--- TASK DESCRIPTION ---
Below is a set of records. Repeat all of them exactly.
□ □ □
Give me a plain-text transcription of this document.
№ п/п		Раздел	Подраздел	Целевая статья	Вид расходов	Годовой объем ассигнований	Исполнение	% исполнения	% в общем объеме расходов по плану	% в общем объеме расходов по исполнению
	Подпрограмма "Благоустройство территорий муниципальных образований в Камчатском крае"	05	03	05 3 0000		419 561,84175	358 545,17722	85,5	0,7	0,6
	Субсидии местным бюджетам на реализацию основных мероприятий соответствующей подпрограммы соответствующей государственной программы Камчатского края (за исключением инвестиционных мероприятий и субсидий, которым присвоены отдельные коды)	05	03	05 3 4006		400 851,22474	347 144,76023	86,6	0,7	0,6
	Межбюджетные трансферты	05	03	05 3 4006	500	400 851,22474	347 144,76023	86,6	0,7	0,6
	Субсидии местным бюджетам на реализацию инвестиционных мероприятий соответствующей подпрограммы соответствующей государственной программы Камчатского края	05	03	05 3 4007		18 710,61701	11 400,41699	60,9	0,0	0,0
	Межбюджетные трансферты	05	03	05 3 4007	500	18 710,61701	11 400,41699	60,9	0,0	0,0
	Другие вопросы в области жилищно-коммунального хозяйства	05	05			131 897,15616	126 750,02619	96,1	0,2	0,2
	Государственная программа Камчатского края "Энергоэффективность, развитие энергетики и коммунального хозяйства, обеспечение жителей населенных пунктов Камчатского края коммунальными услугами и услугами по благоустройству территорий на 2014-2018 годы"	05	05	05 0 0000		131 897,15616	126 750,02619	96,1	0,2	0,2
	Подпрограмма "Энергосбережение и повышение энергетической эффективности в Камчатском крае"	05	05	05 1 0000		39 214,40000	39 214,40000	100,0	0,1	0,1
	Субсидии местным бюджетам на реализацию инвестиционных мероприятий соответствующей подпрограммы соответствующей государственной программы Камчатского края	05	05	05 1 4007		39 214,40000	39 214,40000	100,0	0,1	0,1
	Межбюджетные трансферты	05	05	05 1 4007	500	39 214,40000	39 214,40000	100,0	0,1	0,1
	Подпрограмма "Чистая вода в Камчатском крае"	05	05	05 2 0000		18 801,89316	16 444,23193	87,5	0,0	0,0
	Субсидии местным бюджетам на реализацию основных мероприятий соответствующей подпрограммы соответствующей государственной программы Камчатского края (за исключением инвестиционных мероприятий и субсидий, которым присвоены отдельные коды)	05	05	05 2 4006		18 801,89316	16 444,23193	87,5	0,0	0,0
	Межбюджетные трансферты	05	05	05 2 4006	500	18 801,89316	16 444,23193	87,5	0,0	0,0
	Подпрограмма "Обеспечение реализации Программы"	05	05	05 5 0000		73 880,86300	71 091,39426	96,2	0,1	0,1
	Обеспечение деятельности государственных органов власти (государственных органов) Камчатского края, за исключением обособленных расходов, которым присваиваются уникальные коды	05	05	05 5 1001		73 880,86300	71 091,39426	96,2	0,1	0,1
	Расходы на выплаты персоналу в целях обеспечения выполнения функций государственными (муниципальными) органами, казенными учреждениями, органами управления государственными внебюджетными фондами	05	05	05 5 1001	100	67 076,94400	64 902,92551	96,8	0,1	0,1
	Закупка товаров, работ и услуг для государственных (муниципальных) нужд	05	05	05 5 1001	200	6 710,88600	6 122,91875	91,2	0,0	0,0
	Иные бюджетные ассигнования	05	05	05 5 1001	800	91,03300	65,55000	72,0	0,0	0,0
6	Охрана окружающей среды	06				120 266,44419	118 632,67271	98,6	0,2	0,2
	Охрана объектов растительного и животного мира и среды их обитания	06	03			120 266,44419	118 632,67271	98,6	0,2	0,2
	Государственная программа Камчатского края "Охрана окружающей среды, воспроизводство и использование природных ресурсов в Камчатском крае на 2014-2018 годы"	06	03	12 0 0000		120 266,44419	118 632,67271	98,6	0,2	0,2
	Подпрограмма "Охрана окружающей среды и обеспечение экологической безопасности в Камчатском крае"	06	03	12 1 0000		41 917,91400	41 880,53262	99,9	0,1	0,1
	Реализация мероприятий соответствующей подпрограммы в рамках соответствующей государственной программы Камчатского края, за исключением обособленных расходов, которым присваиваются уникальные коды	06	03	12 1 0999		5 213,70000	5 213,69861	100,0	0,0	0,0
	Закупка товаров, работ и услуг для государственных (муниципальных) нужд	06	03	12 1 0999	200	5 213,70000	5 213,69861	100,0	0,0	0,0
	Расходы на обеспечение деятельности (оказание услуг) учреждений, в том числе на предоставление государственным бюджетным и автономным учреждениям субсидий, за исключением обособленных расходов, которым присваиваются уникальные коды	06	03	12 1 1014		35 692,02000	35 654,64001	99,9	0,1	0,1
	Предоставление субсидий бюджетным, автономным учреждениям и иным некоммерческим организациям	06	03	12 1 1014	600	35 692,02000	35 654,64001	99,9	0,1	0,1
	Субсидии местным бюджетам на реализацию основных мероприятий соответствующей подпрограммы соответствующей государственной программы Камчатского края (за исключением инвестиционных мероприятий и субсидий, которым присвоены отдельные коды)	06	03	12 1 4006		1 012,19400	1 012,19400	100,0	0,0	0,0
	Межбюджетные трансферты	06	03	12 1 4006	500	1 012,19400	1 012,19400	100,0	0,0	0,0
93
□ □ □
--- SOLUTION BELOW ---
Give me a plain-text transcription of this document.
№ п/п		Раздел	Подраздел	Целевая статья	Вид расходов	Годовой объем ассигнований	Исполнение	% исполнения	% в общем объеме расходов по плану	% в общем объеме расходов по исполнению
	Подпрограмма "Благоустройство территорий муниципальных образований в Камчатском крае"	05	03	05 3 0000		419 561,84175	358 545,17722	85,5	0,7	0,6
	Субсидии местным бюджетам на реализацию основных мероприятий соответствующей подпрограммы соответствующей государственной программы Камчатского края (за исключением инвестиционных мероприятий и субсидий, которым присвоены отдельные коды)	05	03	05 3 4006		400 851,22474	347 144,76023	86,6	0,7	0,6
	Межбюджетные трансферты	05	03	05 3 4006	500	400 851,22474	347 144,76023	86,6	0,7	0,6
	Субсидии местным бюджетам на реализацию инвестиционных мероприятий соответствующей подпрограммы соответствующей государственной программы Камчатского края	05	03	05 3 4007		18 710,61701	11 400,41699	60,9	0,0	0,0
	Межбюджетные трансферты	05	03	05 3 4007	500	18 710,61701	11 400,41699	60,9	0,0	0,0
	Другие вопросы в области жилищно-коммунального хозяйства	05	05			131 897,15616	126 750,02619	96,1	0,2	0,2
	Государственная программа Камчатского края "Энергоэффективность, развитие энергетики и коммунального хозяйства, обеспечение жителей населенных пунктов Камчатского края коммунальными услугами и услугами по благоустройству территорий на 2014-2018 годы"	05	05	05 0 0000		131 897,15616	126 750,02619	96,1	0,2	0,2
	Подпрограмма "Энергосбережение и повышение энергетической эффективности в Камчатском крае"	05	05	05 1 0000		39 214,40000	39 214,40000	100,0	0,1	0,1
	Субсидии местным бюджетам на реализацию инвестиционных мероприятий соответствующей подпрограммы соответствующей государственной программы Камчатского края	05	05	05 1 4007		39 214,40000	39 214,40000	100,0	0,1	0,1
	Межбюджетные трансферты	05	05	05 1 4007	500	39 214,40000	39 214,40000	100,0	0,1	0,1
	Подпрограмма "Чистая вода в Камчатском крае"	05	05	05 2 0000		18 801,89316	16 444,23193	87,5	0,0	0,0
	Субсидии местным бюджетам на реализацию основных мероприятий соответствующей подпрограммы соответствующей государственной программы Камчатского края (за исключением инвестиционных мероприятий и субсидий, которым присвоены отдельные коды)	05	05	05 2 4006		18 801,89316	16 444,23193	87,5	0,0	0,0
	Межбюджетные трансферты	05	05	05 2 4006	500	18 801,89316	16 444,23193	87,5	0,0	0,0
	Подпрограмма "Обеспечение реализации Программы"	05	05	05 5 0000		73 880,86300	71 091,39426	96,2	0,1	0,1
	Обеспечение деятельности государственных органов власти (государственных органов) Камчатского края, за исключением обособленных расходов, которым присваиваются уникальные коды	05	05	05 5 1001		73 880,86300	71 091,39426	96,2	0,1	0,1
	Расходы на выплаты персоналу в целях обеспечения выполнения функций государственными (муниципальными) органами, казенными учреждениями, органами управления государственными внебюджетными фондами	05	05	05 5 1001	100	67 076,94400	64 902,92551	96,8	0,1	0,1
	Закупка товаров, работ и услуг для государственных (муниципальных) нужд	05	05	05 5 1001	200	6 710,88600	6 122,91875	91,2	0,0	0,0
	Иные бюджетные ассигнования	05	05	05 5 1001	800	91,03300	65,55000	72,0	0,0	0,0
6	Охрана окружающей среды	06				120 266,44419	118 632,67271	98,6	0,2	0,2
	Охрана объектов растительного и животного мира и среды их обитания	06	03			120 266,44419	118 632,67271	98,6	0,2	0,2
	Государственная программа Камчатского края "Охрана окружающей среды, воспроизводство и использование природных ресурсов в Камчатском крае на 2014-2018 годы"	06	03	12 0 0000		120 266,44419	118 632,67271	98,6	0,2	0,2
	Подпрограмма "Охрана окружающей среды и обеспечение экологической безопасности в Камчатском крае"	06	03	12 1 0000		41 917,91400	41 880,53262	99,9	0,1	0,1
	Реализация мероприятий соответствующей подпрограммы в рамках соответствующей государственной программы Камчатского края, за исключением обособленных расходов, которым присваиваются уникальные коды	06	03	12 1 0999		5 213,70000	5 213,69861	100,0	0,0	0,0
	Закупка товаров, работ и услуг для государственных (муниципальных) нужд	06	03	12 1 0999	200	5 213,70000	5 213,69861	100,0	0,0	0,0
	Расходы на обеспечение деятельности (оказание услуг) учреждений, в том числе на предоставление государственным бюджетным и автономным учреждениям субсидий, за исключением обособленных расходов, которым присваиваются уникальные коды	06	03	12 1 1014		35 692,02000	35 654,64001	99,9	0,1	0,1
	Предоставление субсидий бюджетным, автономным учреждениям и иным некоммерческим организациям	06	03	12 1 1014	600	35 692,02000	35 654,64001	99,9	0,1	0,1
	Субсидии местным бюджетам на реализацию основных мероприятий соответствующей подпрограммы соответствующей государственной программы Камчатского края (за исключением инвестиционных мероприятий и субсидий, которым присвоены отдельные коды)	06	03	12 1 4006		1 012,19400	1 012,19400	100,0	0,0	0,0
	Межбюджетные трансферты	06	03	12 1 4006	500	1 012,19400	1 012,19400	100,0	0,0	0,0
93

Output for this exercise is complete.